▸ Provided records:

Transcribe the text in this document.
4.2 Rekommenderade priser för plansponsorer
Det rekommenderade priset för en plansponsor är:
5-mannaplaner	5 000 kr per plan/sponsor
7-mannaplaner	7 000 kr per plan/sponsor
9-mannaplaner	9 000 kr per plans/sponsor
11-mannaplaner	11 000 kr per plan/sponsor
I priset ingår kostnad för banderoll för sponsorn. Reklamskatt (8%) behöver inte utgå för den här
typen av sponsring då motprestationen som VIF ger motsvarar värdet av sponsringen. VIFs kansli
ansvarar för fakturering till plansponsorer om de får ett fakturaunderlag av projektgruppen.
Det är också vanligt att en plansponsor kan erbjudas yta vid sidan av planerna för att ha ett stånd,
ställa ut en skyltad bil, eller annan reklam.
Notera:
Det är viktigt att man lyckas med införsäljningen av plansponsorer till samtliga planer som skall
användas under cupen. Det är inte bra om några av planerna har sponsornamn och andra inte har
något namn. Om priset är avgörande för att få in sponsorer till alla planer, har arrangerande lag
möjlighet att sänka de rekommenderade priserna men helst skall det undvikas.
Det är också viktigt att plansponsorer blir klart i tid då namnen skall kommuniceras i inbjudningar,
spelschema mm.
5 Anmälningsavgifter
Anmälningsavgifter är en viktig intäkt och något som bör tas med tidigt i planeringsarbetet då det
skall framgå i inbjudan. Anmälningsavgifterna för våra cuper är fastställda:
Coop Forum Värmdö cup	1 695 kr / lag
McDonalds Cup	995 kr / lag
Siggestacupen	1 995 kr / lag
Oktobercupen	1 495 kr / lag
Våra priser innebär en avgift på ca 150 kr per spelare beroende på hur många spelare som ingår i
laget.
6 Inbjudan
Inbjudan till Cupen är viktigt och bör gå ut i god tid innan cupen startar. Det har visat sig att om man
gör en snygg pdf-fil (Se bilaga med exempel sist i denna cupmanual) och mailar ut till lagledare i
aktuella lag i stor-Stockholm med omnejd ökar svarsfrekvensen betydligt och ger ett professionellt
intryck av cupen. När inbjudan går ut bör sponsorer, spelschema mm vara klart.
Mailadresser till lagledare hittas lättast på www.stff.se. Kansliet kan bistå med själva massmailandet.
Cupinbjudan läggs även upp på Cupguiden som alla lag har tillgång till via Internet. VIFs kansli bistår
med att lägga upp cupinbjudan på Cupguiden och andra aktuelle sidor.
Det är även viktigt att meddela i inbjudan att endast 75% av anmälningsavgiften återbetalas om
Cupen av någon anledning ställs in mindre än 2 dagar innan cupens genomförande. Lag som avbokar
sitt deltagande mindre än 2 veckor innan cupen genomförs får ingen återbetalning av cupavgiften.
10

▸ Try it: Retype the listing above, exactly and in full.

▸ Response to this task:
Transcribe the text in this document.
4.2 Rekommenderade priser för plansponsorer
Det rekommenderade priset för en plansponsor är:
5-mannaplaner	5 000 kr per plan/sponsor
7-mannaplaner	7 000 kr per plan/sponsor
9-mannaplaner	9 000 kr per plans/sponsor
11-mannaplaner	11 000 kr per plan/sponsor
I priset ingår kostnad för banderoll för sponsorn. Reklamskatt (8%) behöver inte utgå för den här
typen av sponsring då motprestationen som VIF ger motsvarar värdet av sponsringen. VIFs kansli
ansvarar för fakturering till plansponsorer om de får ett fakturaunderlag av projektgruppen.
Det är också vanligt att en plansponsor kan erbjudas yta vid sidan av planerna för att ha ett stånd,
ställa ut en skyltad bil, eller annan reklam.
Notera:
Det är viktigt att man lyckas med införsäljningen av plansponsorer till samtliga planer som skall
användas under cupen. Det är inte bra om några av planerna har sponsornamn och andra inte har
något namn. Om priset är avgörande för att få in sponsorer till alla planer, har arrangerande lag
möjlighet att sänka de rekommenderade priserna men helst skall det undvikas.
Det är också viktigt att plansponsorer blir klart i tid då namnen skall kommuniceras i inbjudningar,
spelschema mm.
5 Anmälningsavgifter
Anmälningsavgifter är en viktig intäkt och något som bör tas med tidigt i planeringsarbetet då det
skall framgå i inbjudan. Anmälningsavgifterna för våra cuper är fastställda:
Coop Forum Värmdö cup	1 695 kr / lag
McDonalds Cup	995 kr / lag
Siggestacupen	1 995 kr / lag
Oktobercupen	1 495 kr / lag
Våra priser innebär en avgift på ca 150 kr per spelare beroende på hur många spelare som ingår i
laget.
6 Inbjudan
Inbjudan till Cupen är viktigt och bör gå ut i god tid innan cupen startar. Det har visat sig att om man
gör en snygg pdf-fil (Se bilaga med exempel sist i denna cupmanual) och mailar ut till lagledare i
aktuella lag i stor-Stockholm med omnejd ökar svarsfrekvensen betydligt och ger ett professionellt
intryck av cupen. När inbjudan går ut bör sponsorer, spelschema mm vara klart.
Mailadresser till lagledare hittas lättast på www.stff.se. Kansliet kan bistå med själva massmailandet.
Cupinbjudan läggs även upp på Cupguiden som alla lag har tillgång till via Internet. VIFs kansli bistår
med att lägga upp cupinbjudan på Cupguiden och andra aktuelle sidor.
Det är även viktigt att meddela i inbjudan att endast 75% av anmälningsavgiften återbetalas om
Cupen av någon anledning ställs in mindre än 2 dagar innan cupens genomförande. Lag som avbokar
sitt deltagande mindre än 2 veckor innan cupen genomförs får ingen återbetalning av cupavgiften.
10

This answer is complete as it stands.